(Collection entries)
========================
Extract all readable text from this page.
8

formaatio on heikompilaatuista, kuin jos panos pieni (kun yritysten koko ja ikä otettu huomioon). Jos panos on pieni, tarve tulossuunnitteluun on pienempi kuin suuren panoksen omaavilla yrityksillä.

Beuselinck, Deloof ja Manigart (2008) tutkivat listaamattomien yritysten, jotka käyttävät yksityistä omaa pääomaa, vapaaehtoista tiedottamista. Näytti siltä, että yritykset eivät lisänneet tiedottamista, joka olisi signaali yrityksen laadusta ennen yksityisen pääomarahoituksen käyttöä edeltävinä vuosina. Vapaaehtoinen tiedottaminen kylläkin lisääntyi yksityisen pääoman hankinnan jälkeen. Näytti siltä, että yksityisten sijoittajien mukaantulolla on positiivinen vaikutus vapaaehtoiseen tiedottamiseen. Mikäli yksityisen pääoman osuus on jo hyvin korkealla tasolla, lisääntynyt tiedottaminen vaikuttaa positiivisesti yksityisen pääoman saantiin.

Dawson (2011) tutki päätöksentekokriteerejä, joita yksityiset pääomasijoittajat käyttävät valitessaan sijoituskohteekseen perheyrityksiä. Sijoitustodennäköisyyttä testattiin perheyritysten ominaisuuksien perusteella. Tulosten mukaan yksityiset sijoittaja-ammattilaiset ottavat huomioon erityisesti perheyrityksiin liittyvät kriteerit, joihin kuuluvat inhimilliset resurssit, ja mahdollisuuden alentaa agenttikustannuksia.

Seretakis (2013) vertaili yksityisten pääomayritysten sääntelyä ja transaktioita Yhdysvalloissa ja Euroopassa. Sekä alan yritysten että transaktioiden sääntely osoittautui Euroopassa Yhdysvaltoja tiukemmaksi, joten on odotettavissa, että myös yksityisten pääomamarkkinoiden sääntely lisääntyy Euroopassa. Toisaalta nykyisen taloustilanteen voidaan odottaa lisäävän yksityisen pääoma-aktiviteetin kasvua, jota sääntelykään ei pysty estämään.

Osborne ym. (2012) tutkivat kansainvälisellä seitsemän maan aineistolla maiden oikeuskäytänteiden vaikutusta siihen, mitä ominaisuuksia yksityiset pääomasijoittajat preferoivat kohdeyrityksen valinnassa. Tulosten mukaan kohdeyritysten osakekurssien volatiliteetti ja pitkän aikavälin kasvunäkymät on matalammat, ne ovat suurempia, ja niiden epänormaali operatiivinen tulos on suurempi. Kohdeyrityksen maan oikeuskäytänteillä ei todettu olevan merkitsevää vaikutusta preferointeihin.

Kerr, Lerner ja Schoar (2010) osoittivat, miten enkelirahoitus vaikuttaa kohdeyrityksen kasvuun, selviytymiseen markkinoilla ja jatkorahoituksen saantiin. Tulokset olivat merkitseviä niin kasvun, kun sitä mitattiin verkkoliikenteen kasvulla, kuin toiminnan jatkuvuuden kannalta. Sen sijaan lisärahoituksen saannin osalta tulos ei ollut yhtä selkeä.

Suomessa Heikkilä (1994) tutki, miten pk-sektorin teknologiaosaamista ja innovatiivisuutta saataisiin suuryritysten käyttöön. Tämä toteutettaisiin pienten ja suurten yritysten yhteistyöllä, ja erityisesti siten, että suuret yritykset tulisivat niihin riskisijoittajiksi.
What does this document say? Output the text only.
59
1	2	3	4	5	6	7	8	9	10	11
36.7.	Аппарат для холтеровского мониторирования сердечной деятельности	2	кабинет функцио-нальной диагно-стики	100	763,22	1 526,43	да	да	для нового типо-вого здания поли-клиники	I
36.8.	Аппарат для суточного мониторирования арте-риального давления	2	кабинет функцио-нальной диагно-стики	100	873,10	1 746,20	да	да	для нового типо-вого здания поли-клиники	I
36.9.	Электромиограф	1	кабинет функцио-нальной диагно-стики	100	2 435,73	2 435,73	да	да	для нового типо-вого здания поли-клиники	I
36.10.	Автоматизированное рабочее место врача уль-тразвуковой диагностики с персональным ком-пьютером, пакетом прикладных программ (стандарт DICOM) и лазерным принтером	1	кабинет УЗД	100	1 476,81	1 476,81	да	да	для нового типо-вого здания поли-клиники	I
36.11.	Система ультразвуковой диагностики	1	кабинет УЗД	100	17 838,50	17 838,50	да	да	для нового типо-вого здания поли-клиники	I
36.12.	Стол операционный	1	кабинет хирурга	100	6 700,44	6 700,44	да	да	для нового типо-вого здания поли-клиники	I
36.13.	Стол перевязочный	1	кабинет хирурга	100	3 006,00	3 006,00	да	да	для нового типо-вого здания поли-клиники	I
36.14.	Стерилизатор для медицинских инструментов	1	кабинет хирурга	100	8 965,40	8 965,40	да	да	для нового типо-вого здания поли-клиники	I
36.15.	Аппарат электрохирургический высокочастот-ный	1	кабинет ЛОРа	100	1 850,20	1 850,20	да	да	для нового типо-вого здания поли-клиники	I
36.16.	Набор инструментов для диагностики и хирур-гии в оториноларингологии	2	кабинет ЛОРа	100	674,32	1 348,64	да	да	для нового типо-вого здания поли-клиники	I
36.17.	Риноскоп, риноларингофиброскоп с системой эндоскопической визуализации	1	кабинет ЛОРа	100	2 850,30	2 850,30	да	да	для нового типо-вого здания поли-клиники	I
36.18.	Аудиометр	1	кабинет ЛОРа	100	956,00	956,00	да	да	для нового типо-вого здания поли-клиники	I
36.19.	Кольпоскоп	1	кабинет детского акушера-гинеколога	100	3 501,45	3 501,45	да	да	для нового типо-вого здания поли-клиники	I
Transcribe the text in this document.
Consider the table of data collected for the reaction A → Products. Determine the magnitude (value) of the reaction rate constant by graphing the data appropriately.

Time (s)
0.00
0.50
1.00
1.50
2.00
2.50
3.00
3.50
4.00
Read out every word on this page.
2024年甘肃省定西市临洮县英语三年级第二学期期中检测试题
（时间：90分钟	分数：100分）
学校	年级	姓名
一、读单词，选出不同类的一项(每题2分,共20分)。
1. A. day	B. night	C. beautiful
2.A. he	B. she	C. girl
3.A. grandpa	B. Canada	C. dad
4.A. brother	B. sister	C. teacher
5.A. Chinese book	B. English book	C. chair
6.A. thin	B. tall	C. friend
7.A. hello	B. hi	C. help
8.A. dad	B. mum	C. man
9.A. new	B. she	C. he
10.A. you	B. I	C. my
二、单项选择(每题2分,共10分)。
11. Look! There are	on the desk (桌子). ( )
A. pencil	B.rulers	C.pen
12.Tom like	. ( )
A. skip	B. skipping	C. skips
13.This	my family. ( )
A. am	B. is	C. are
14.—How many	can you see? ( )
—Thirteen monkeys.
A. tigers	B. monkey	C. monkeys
========================
Show all lines above holding "monkeys".

—Thirteen monkeys.
A. tigers	B. monkey	C. monkeys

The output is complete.